> Task directions
Locate every line in the material below that has the word "Straße". Copy each of those lines.

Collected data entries
+ + + +

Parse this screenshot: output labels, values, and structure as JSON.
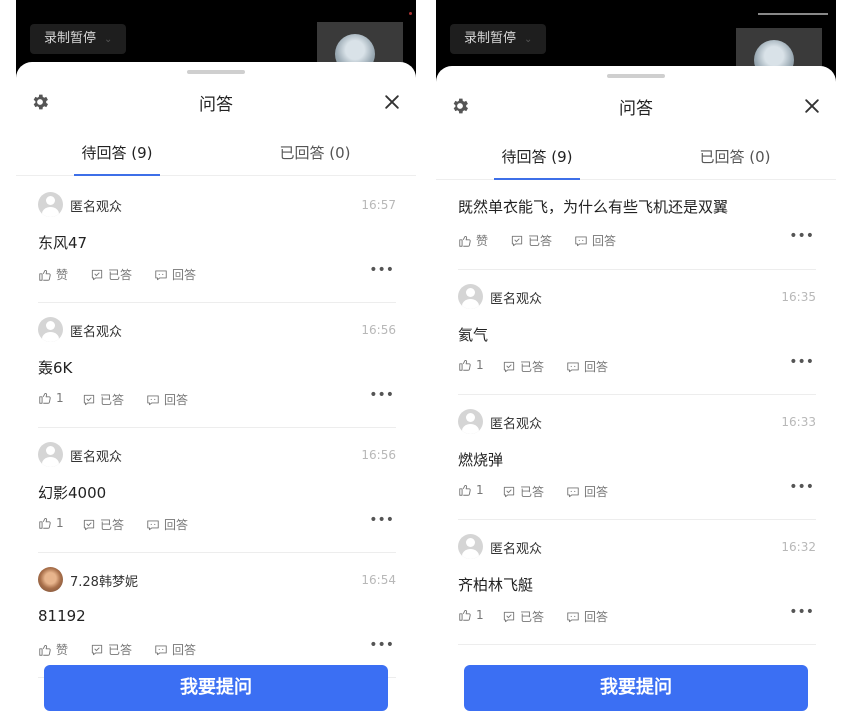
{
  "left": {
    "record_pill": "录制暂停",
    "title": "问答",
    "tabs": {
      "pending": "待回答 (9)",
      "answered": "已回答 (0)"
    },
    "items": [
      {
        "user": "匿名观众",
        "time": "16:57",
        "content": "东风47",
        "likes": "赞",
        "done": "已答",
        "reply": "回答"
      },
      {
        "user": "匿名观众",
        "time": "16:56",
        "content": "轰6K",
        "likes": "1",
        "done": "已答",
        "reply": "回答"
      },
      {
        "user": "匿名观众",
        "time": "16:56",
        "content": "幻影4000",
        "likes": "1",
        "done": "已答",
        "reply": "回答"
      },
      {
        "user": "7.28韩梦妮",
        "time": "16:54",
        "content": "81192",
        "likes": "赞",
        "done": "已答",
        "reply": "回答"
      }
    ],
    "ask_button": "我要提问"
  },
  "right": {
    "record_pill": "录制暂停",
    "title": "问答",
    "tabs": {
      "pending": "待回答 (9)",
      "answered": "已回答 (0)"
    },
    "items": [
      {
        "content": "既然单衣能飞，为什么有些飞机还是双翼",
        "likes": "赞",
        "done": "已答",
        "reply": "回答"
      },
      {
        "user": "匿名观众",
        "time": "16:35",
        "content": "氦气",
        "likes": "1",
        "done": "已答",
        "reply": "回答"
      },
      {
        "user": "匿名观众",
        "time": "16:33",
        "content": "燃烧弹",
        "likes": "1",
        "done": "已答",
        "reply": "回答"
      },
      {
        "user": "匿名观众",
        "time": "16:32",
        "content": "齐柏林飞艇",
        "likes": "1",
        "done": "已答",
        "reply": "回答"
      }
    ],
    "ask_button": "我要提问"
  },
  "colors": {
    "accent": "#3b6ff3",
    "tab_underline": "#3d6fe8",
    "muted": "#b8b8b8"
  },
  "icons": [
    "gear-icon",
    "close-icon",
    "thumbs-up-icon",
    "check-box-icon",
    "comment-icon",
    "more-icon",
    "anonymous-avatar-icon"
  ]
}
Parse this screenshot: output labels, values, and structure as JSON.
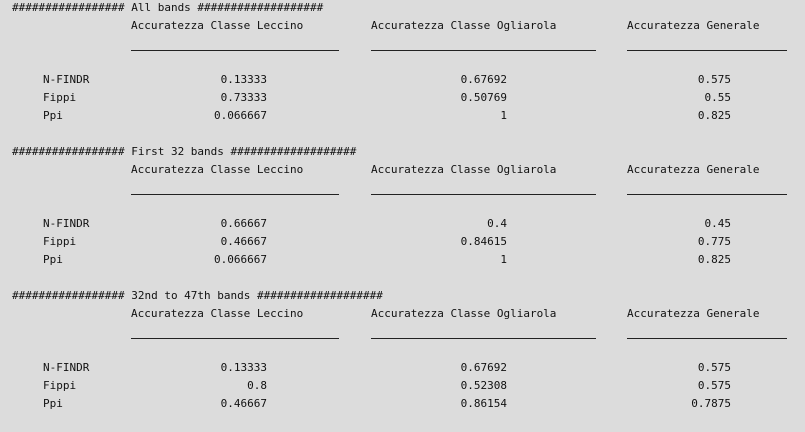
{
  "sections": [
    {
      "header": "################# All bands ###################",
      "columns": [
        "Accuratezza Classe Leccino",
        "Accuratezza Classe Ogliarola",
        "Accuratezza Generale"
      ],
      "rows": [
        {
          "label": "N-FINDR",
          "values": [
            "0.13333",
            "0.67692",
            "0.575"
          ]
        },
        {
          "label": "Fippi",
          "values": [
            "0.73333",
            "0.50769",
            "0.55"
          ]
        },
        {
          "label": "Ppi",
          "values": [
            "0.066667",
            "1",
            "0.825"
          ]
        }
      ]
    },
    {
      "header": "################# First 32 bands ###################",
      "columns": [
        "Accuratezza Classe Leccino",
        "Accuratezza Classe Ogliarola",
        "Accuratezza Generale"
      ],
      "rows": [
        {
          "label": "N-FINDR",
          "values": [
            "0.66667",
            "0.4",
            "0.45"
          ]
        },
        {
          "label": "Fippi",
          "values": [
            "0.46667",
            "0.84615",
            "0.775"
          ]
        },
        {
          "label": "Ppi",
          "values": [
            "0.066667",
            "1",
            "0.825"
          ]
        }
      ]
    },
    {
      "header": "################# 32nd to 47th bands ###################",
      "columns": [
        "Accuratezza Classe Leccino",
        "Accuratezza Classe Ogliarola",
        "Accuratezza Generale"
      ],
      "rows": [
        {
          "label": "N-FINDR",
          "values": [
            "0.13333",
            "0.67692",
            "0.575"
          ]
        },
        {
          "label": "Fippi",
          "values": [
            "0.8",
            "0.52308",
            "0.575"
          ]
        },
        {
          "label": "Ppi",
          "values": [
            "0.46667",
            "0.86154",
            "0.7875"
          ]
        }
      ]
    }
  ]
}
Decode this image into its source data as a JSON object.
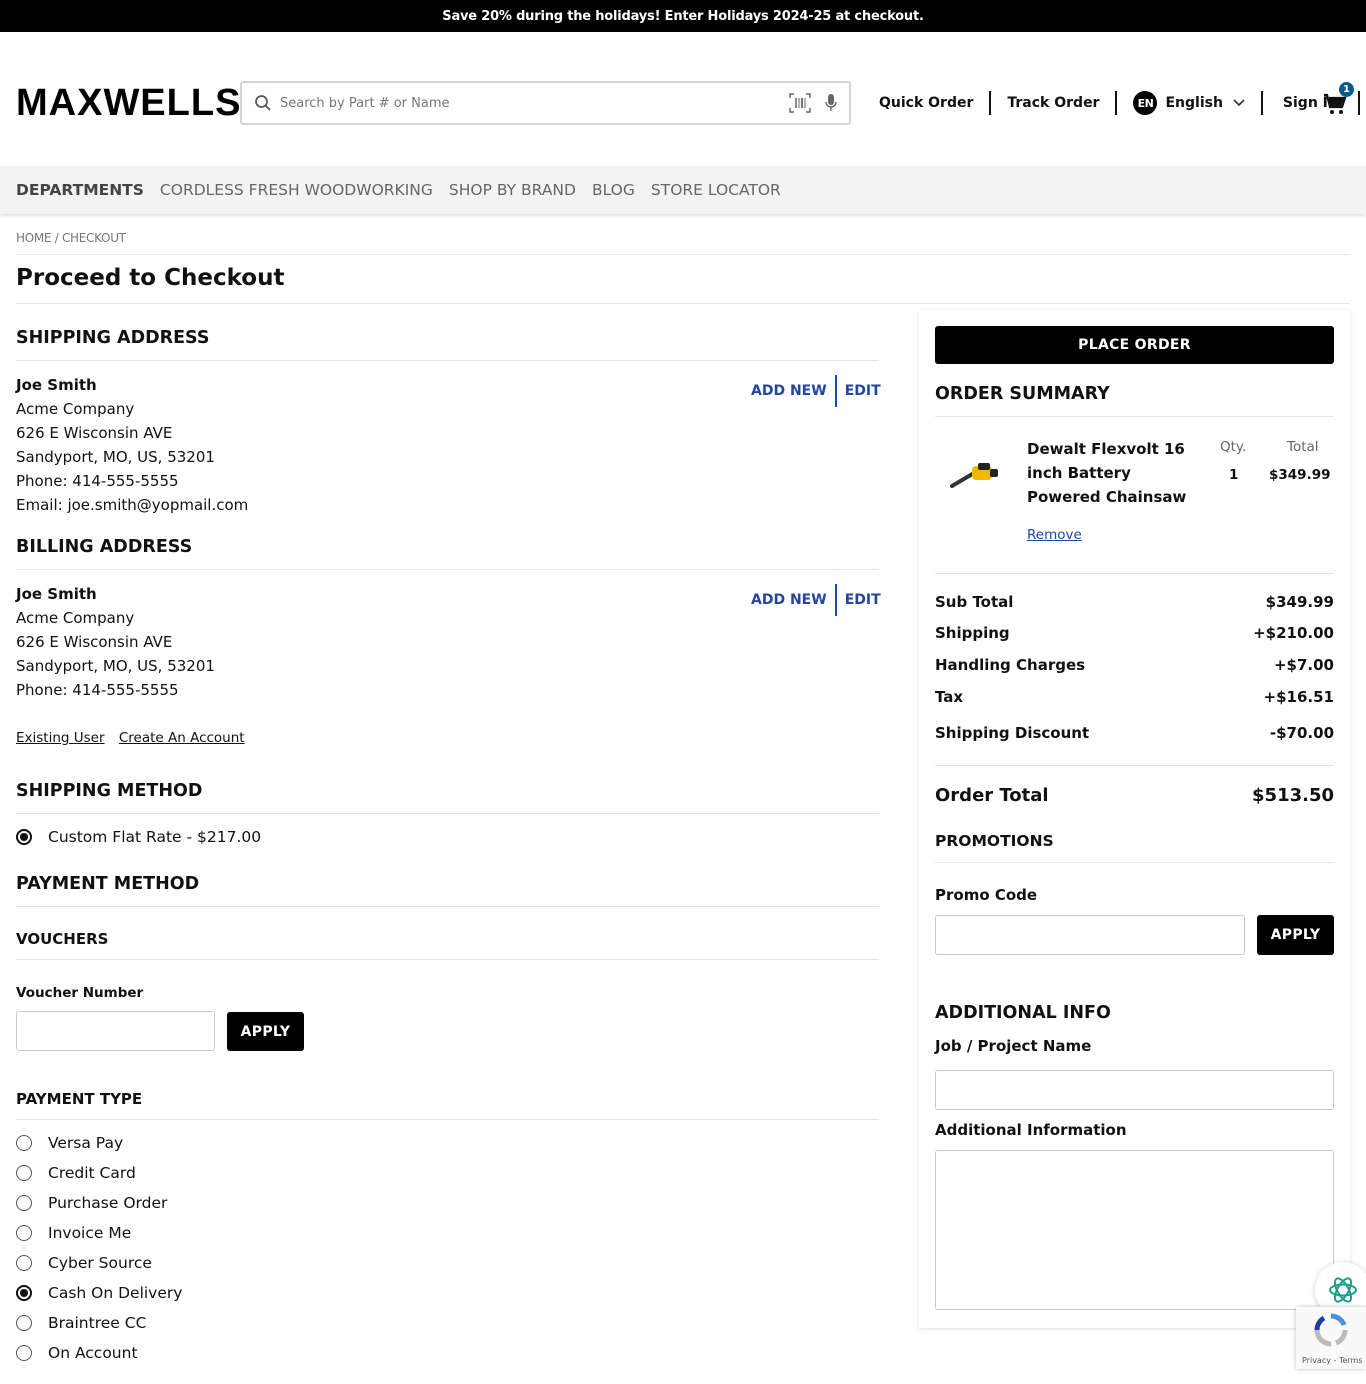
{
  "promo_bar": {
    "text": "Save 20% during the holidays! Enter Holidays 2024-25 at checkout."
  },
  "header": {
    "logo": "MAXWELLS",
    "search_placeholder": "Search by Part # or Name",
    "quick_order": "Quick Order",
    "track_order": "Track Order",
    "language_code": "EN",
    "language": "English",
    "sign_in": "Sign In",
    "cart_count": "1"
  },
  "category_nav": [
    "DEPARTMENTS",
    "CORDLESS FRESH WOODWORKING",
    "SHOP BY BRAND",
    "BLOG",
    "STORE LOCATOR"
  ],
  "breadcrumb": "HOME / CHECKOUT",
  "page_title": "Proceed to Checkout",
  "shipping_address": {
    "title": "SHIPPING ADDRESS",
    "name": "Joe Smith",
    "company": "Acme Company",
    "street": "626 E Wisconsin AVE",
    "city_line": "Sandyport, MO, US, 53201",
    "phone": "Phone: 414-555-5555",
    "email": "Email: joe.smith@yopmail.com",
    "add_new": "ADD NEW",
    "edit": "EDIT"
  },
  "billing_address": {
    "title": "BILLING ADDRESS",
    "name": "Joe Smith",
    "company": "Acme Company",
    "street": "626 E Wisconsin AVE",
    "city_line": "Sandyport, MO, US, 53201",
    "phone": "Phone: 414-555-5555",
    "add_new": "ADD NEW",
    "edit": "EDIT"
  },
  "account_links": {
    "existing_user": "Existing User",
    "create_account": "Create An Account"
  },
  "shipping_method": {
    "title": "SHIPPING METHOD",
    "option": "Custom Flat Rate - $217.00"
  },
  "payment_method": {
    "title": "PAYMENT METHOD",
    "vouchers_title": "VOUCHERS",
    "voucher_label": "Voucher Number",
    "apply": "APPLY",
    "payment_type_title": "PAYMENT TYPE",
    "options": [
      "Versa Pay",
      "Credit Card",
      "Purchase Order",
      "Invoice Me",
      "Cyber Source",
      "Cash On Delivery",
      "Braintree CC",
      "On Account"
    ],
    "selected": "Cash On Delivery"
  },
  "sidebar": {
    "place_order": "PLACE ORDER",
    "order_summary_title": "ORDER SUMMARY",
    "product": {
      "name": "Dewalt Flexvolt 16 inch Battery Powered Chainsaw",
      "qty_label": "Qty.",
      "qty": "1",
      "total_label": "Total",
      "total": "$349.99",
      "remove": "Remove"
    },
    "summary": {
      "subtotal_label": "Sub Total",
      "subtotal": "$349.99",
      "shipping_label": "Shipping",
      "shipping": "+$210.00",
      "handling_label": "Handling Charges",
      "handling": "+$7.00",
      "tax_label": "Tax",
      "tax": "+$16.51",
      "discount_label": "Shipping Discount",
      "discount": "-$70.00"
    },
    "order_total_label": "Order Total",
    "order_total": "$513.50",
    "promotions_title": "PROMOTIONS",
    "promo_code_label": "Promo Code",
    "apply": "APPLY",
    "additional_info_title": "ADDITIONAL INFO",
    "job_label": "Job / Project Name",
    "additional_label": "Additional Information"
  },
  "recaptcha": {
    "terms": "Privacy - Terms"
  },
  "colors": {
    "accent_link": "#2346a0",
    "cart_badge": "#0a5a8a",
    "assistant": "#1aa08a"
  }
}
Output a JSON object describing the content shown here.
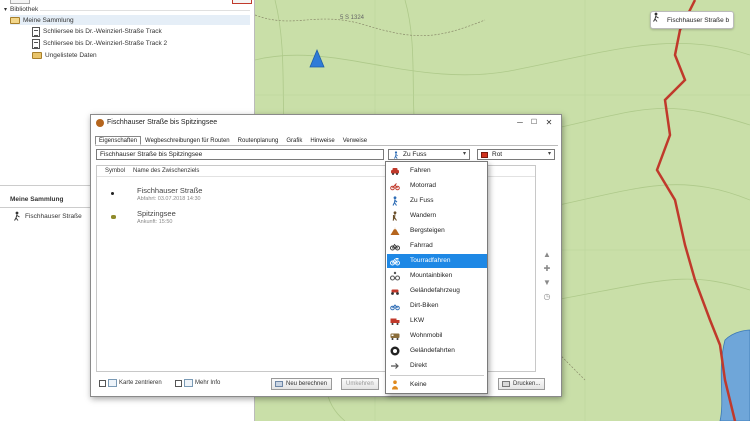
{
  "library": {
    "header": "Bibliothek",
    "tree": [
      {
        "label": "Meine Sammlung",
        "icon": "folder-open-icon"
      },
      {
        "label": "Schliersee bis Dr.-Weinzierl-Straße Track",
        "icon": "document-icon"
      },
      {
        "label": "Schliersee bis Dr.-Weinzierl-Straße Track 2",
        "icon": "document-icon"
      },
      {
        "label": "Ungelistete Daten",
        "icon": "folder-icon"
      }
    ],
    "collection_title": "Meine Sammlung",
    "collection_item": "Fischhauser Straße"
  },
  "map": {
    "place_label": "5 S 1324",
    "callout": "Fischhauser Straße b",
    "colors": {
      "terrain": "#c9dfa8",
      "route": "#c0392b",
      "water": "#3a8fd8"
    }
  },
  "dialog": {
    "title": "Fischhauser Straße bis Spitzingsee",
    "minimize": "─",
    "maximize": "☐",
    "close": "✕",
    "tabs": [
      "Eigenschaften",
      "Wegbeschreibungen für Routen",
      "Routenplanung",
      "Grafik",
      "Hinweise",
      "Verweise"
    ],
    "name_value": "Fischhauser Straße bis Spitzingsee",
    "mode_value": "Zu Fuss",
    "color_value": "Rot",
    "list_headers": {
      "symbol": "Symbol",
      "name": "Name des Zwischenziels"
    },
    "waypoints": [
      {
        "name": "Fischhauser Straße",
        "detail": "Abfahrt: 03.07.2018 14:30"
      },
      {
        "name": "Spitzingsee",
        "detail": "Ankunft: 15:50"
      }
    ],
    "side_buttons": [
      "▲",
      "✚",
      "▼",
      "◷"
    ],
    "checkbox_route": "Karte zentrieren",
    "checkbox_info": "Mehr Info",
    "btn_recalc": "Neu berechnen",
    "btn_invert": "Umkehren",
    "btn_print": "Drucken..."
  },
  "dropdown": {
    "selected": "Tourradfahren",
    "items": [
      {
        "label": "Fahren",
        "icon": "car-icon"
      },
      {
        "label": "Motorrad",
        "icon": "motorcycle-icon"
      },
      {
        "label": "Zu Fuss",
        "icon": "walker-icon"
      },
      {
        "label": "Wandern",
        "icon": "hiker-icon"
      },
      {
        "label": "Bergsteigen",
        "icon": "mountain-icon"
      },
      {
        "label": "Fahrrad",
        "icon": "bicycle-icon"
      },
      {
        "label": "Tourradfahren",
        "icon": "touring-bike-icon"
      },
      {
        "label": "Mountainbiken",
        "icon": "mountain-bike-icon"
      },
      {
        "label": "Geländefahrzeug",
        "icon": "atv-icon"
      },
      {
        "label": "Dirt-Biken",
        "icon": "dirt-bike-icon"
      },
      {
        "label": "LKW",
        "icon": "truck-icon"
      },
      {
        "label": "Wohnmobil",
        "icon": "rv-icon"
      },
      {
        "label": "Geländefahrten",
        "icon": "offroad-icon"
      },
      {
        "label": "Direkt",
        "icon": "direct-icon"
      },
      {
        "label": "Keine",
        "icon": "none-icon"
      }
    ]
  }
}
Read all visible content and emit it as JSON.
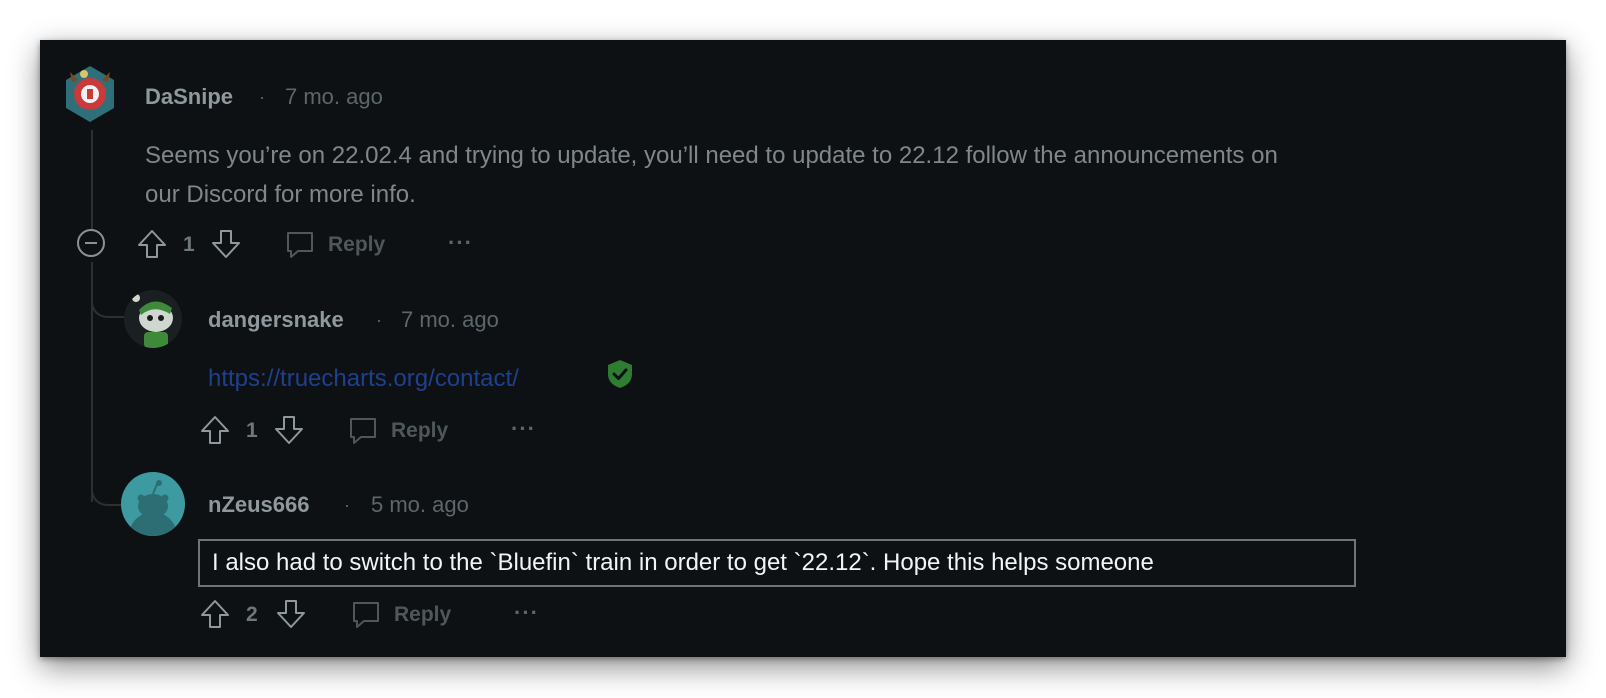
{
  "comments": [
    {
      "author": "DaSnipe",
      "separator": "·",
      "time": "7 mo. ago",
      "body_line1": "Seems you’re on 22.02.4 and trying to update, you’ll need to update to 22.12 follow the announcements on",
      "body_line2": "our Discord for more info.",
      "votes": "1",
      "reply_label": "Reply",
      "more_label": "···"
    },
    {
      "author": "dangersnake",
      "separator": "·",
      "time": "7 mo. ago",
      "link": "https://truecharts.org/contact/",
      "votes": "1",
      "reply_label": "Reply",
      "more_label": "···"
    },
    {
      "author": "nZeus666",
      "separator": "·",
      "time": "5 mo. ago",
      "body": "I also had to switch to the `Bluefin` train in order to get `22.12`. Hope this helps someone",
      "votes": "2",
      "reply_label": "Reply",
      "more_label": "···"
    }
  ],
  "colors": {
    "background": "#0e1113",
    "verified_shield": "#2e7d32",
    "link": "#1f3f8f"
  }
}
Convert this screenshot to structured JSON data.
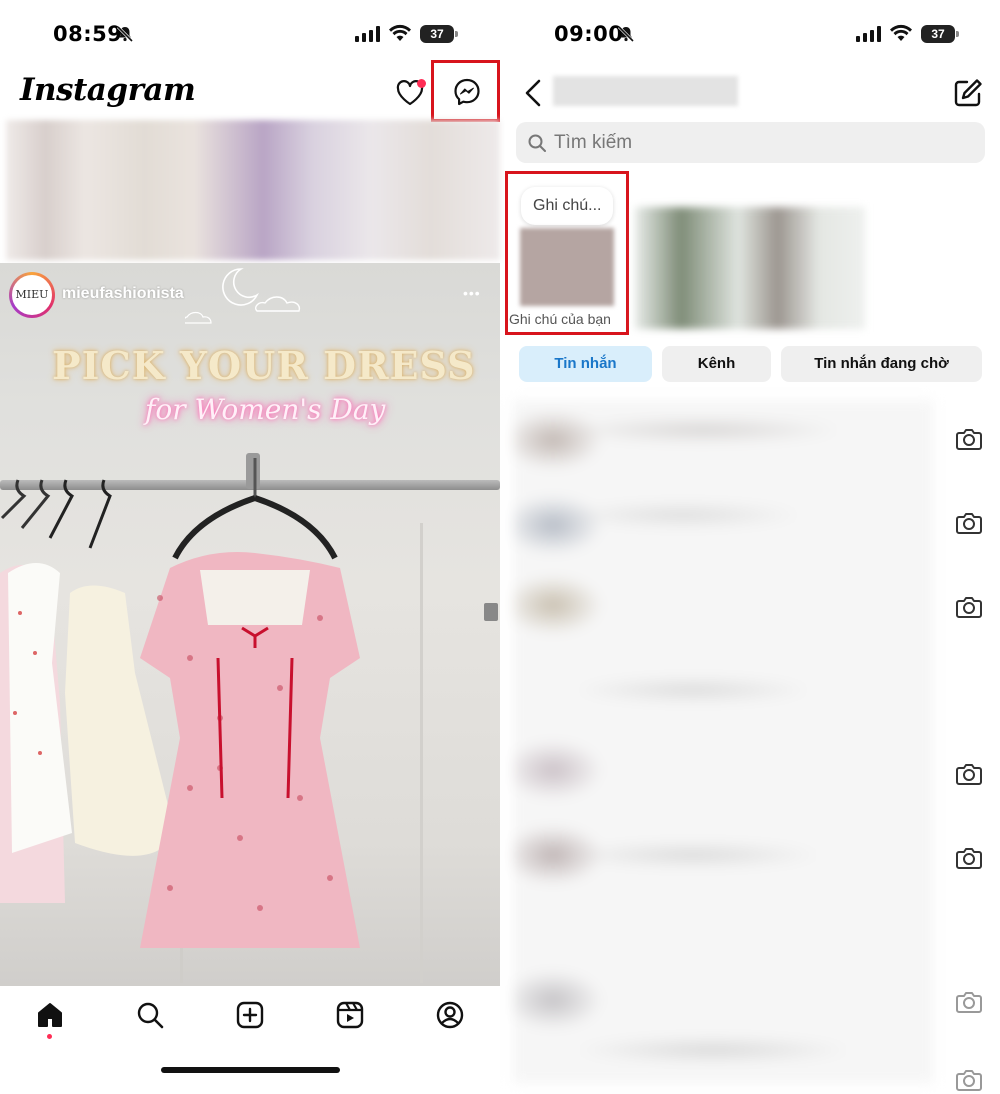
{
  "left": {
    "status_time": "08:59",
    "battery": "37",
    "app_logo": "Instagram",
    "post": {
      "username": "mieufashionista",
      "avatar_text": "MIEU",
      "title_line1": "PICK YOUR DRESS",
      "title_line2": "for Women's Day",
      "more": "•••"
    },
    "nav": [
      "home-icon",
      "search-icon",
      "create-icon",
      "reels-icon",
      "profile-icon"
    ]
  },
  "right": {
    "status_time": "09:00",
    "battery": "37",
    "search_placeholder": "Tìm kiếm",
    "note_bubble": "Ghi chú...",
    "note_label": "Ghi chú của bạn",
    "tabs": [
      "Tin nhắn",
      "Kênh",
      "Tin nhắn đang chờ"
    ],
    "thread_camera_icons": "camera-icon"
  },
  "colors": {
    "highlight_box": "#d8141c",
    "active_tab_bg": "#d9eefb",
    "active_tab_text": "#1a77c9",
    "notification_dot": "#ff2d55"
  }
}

+ + + +

> Written response
        "label": "Schliersee bis Dr.-Weinzierl-Straße Track",
        "label": "Schliersee bis Dr.-Weinzierl-Straße Track 2",
    "collection_item": "Fischhauser Straße"
    "callout": "Fischhauser Straße b",
    "title": "Fischhauser Straße bis Spitzingsee",
    "name_value": "Fischhauser Straße bis Spitzingsee",
        "name": "Fischhauser Straße",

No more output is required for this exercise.